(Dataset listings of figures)
◆ ◆ ◆ ◆ ◆ ◆ ◆
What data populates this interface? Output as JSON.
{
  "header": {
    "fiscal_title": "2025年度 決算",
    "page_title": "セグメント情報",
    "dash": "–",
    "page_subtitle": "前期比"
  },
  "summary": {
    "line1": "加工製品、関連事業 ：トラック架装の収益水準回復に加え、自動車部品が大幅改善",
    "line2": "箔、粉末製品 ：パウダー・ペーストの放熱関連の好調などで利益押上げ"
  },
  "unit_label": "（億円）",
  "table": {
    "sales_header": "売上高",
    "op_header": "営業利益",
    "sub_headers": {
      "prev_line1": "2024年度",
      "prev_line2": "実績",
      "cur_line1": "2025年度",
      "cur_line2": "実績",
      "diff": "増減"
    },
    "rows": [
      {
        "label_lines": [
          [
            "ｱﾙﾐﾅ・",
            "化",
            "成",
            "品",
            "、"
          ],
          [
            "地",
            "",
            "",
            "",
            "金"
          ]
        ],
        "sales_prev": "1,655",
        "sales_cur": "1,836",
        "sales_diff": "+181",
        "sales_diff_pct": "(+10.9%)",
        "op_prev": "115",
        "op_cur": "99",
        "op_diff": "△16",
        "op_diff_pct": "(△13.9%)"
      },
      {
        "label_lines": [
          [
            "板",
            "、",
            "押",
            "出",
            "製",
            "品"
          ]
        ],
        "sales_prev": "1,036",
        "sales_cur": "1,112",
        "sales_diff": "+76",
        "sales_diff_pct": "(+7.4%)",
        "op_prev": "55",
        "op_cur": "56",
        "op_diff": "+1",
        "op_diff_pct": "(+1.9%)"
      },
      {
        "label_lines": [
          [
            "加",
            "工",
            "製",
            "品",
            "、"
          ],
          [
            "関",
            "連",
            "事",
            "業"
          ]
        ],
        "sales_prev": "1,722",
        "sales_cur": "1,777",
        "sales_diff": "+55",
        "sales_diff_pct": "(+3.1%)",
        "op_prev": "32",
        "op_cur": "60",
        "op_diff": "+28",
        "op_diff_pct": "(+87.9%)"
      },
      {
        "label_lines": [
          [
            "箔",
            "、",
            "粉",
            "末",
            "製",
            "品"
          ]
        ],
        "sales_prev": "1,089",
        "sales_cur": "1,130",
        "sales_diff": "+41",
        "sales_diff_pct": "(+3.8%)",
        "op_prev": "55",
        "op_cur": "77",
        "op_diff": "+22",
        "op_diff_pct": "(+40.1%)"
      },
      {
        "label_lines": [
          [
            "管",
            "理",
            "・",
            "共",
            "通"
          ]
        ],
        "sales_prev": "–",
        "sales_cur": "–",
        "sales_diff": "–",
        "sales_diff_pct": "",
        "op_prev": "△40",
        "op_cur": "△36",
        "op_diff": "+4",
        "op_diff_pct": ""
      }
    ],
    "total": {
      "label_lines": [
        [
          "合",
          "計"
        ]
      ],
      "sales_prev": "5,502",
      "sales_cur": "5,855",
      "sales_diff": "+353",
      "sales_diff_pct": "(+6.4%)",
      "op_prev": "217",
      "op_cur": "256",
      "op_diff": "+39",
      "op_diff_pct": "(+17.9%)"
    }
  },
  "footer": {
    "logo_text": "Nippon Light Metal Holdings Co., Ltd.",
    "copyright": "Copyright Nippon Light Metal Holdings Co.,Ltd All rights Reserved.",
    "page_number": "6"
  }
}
◆ ◆ ◆ ◆ ◆ ◆ ◆
REQUEST = Extract the complete set of records unchanged.

TASK SOLUTION =
What data populates this interface? Output as JSON.
{
  "header": {
    "fiscal_title": "2025年度 決算",
    "page_title": "セグメント情報",
    "dash": "–",
    "page_subtitle": "前期比"
  },
  "summary": {
    "line1": "加工製品、関連事業 ：トラック架装の収益水準回復に加え、自動車部品が大幅改善",
    "line2": "箔、粉末製品 ：パウダー・ペーストの放熱関連の好調などで利益押上げ"
  },
  "unit_label": "（億円）",
  "table": {
    "sales_header": "売上高",
    "op_header": "営業利益",
    "sub_headers": {
      "prev_line1": "2024年度",
      "prev_line2": "実績",
      "cur_line1": "2025年度",
      "cur_line2": "実績",
      "diff": "増減"
    },
    "rows": [
      {
        "label_lines": [
          [
            "ｱﾙﾐﾅ・",
            "化",
            "成",
            "品",
            "、"
          ],
          [
            "地",
            "",
            "",
            "",
            "金"
          ]
        ],
        "sales_prev": "1,655",
        "sales_cur": "1,836",
        "sales_diff": "+181",
        "sales_diff_pct": "(+10.9%)",
        "op_prev": "115",
        "op_cur": "99",
        "op_diff": "△16",
        "op_diff_pct": "(△13.9%)"
      },
      {
        "label_lines": [
          [
            "板",
            "、",
            "押",
            "出",
            "製",
            "品"
          ]
        ],
        "sales_prev": "1,036",
        "sales_cur": "1,112",
        "sales_diff": "+76",
        "sales_diff_pct": "(+7.4%)",
        "op_prev": "55",
        "op_cur": "56",
        "op_diff": "+1",
        "op_diff_pct": "(+1.9%)"
      },
      {
        "label_lines": [
          [
            "加",
            "工",
            "製",
            "品",
            "、"
          ],
          [
            "関",
            "連",
            "事",
            "業"
          ]
        ],
        "sales_prev": "1,722",
        "sales_cur": "1,777",
        "sales_diff": "+55",
        "sales_diff_pct": "(+3.1%)",
        "op_prev": "32",
        "op_cur": "60",
        "op_diff": "+28",
        "op_diff_pct": "(+87.9%)"
      },
      {
        "label_lines": [
          [
            "箔",
            "、",
            "粉",
            "末",
            "製",
            "品"
          ]
        ],
        "sales_prev": "1,089",
        "sales_cur": "1,130",
        "sales_diff": "+41",
        "sales_diff_pct": "(+3.8%)",
        "op_prev": "55",
        "op_cur": "77",
        "op_diff": "+22",
        "op_diff_pct": "(+40.1%)"
      },
      {
        "label_lines": [
          [
            "管",
            "理",
            "・",
            "共",
            "通"
          ]
        ],
        "sales_prev": "–",
        "sales_cur": "–",
        "sales_diff": "–",
        "sales_diff_pct": "",
        "op_prev": "△40",
        "op_cur": "△36",
        "op_diff": "+4",
        "op_diff_pct": ""
      }
    ],
    "total": {
      "label_lines": [
        [
          "合",
          "計"
        ]
      ],
      "sales_prev": "5,502",
      "sales_cur": "5,855",
      "sales_diff": "+353",
      "sales_diff_pct": "(+6.4%)",
      "op_prev": "217",
      "op_cur": "256",
      "op_diff": "+39",
      "op_diff_pct": "(+17.9%)"
    }
  },
  "footer": {
    "logo_text": "Nippon Light Metal Holdings Co., Ltd.",
    "copyright": "Copyright Nippon Light Metal Holdings Co.,Ltd All rights Reserved.",
    "page_number": "6"
  }
}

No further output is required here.